_Task goal_
Each line that follows should be printed again exactly as it stands.

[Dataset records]

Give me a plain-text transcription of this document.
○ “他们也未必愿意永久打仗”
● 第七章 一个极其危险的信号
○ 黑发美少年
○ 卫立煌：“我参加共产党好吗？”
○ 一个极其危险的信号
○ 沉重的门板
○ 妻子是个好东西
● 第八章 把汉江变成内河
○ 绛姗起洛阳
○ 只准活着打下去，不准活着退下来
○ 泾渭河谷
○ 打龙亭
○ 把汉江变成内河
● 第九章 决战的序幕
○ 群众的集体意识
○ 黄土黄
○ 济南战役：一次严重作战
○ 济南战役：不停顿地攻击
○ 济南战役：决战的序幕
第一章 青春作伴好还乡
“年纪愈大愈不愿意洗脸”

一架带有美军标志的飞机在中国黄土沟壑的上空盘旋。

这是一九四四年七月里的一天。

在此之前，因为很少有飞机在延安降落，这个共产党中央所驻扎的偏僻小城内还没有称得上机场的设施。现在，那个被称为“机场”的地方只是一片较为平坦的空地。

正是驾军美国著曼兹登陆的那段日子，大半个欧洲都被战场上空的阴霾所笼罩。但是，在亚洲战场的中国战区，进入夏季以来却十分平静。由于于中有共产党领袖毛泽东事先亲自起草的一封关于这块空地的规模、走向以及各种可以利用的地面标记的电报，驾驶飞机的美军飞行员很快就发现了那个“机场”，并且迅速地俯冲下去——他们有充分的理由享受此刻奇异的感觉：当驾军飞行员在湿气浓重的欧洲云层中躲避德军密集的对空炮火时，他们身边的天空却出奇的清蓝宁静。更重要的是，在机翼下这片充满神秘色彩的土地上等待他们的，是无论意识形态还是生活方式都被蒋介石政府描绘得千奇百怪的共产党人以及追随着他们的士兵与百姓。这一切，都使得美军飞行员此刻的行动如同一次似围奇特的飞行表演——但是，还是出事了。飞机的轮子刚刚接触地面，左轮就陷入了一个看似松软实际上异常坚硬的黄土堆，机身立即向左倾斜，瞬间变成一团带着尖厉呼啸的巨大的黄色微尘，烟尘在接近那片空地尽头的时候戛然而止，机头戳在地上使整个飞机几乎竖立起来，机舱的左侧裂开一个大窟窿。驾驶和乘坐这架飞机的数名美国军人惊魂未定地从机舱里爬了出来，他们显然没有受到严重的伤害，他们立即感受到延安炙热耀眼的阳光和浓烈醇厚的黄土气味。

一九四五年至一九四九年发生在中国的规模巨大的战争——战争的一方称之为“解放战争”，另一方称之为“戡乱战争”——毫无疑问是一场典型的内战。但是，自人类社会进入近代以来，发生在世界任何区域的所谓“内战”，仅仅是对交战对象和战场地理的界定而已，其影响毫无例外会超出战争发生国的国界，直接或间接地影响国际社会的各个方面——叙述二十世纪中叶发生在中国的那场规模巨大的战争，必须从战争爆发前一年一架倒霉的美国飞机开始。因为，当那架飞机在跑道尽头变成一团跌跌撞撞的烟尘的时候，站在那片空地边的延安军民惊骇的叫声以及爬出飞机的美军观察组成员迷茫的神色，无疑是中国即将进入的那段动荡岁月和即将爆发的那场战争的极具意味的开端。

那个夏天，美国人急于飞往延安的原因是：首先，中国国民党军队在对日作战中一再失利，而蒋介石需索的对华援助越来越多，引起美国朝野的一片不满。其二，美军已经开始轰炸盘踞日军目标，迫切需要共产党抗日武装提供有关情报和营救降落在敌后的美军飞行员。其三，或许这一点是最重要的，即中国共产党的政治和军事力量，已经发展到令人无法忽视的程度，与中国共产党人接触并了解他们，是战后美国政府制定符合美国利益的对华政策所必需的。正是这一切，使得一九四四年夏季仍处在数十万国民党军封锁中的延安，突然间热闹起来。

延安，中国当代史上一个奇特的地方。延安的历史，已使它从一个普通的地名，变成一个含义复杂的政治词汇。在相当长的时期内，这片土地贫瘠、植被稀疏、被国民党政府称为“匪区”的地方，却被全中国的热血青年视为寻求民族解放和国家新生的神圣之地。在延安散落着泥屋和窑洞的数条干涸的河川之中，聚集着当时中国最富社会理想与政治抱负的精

_Response for this exercise_
Give me a plain-text transcription of this document.
○ “他们也未必愿意永久打仗”
● 第七章 一个极其危险的信号
○ 黑发美少年
○ 卫立煌：“我参加共产党好吗？”
○ 一个极其危险的信号
○ 沉重的门板
○ 妻子是个好东西
● 第八章 把汉江变成内河
○ 绛姗起洛阳
○ 只准活着打下去，不准活着退下来
○ 泾渭河谷
○ 打龙亭
○ 把汉江变成内河
● 第九章 决战的序幕
○ 群众的集体意识
○ 黄土黄
○ 济南战役：一次严重作战
○ 济南战役：不停顿地攻击
○ 济南战役：决战的序幕
第一章 青春作伴好还乡
“年纪愈大愈不愿意洗脸”

一架带有美军标志的飞机在中国黄土沟壑的上空盘旋。

这是一九四四年七月里的一天。

在此之前，因为很少有飞机在延安降落，这个共产党中央所驻扎的偏僻小城内还没有称得上机场的设施。现在，那个被称为“机场”的地方只是一片较为平坦的空地。

正是驾军美国著曼兹登陆的那段日子，大半个欧洲都被战场上空的阴霾所笼罩。但是，在亚洲战场的中国战区，进入夏季以来却十分平静。由于于中有共产党领袖毛泽东事先亲自起草的一封关于这块空地的规模、走向以及各种可以利用的地面标记的电报，驾驶飞机的美军飞行员很快就发现了那个“机场”，并且迅速地俯冲下去——他们有充分的理由享受此刻奇异的感觉：当驾军飞行员在湿气浓重的欧洲云层中躲避德军密集的对空炮火时，他们身边的天空却出奇的清蓝宁静。更重要的是，在机翼下这片充满神秘色彩的土地上等待他们的，是无论意识形态还是生活方式都被蒋介石政府描绘得千奇百怪的共产党人以及追随着他们的士兵与百姓。这一切，都使得美军飞行员此刻的行动如同一次似围奇特的飞行表演——但是，还是出事了。飞机的轮子刚刚接触地面，左轮就陷入了一个看似松软实际上异常坚硬的黄土堆，机身立即向左倾斜，瞬间变成一团带着尖厉呼啸的巨大的黄色微尘，烟尘在接近那片空地尽头的时候戛然而止，机头戳在地上使整个飞机几乎竖立起来，机舱的左侧裂开一个大窟窿。驾驶和乘坐这架飞机的数名美国军人惊魂未定地从机舱里爬了出来，他们显然没有受到严重的伤害，他们立即感受到延安炙热耀眼的阳光和浓烈醇厚的黄土气味。

一九四五年至一九四九年发生在中国的规模巨大的战争——战争的一方称之为“解放战争”，另一方称之为“戡乱战争”——毫无疑问是一场典型的内战。但是，自人类社会进入近代以来，发生在世界任何区域的所谓“内战”，仅仅是对交战对象和战场地理的界定而已，其影响毫无例外会超出战争发生国的国界，直接或间接地影响国际社会的各个方面——叙述二十世纪中叶发生在中国的那场规模巨大的战争，必须从战争爆发前一年一架倒霉的美国飞机开始。因为，当那架飞机在跑道尽头变成一团跌跌撞撞的烟尘的时候，站在那片空地边的延安军民惊骇的叫声以及爬出飞机的美军观察组成员迷茫的神色，无疑是中国即将进入的那段动荡岁月和即将爆发的那场战争的极具意味的开端。

那个夏天，美国人急于飞往延安的原因是：首先，中国国民党军队在对日作战中一再失利，而蒋介石需索的对华援助越来越多，引起美国朝野的一片不满。其二，美军已经开始轰炸盘踞日军目标，迫切需要共产党抗日武装提供有关情报和营救降落在敌后的美军飞行员。其三，或许这一点是最重要的，即中国共产党的政治和军事力量，已经发展到令人无法忽视的程度，与中国共产党人接触并了解他们，是战后美国政府制定符合美国利益的对华政策所必需的。正是这一切，使得一九四四年夏季仍处在数十万国民党军封锁中的延安，突然间热闹起来。

延安，中国当代史上一个奇特的地方。延安的历史，已使它从一个普通的地名，变成一个含义复杂的政治词汇。在相当长的时期内，这片土地贫瘠、植被稀疏、被国民党政府称为“匪区”的地方，却被全中国的热血青年视为寻求民族解放和国家新生的神圣之地。在延安散落着泥屋和窑洞的数条干涸的河川之中，聚集着当时中国最富社会理想与政治抱负的精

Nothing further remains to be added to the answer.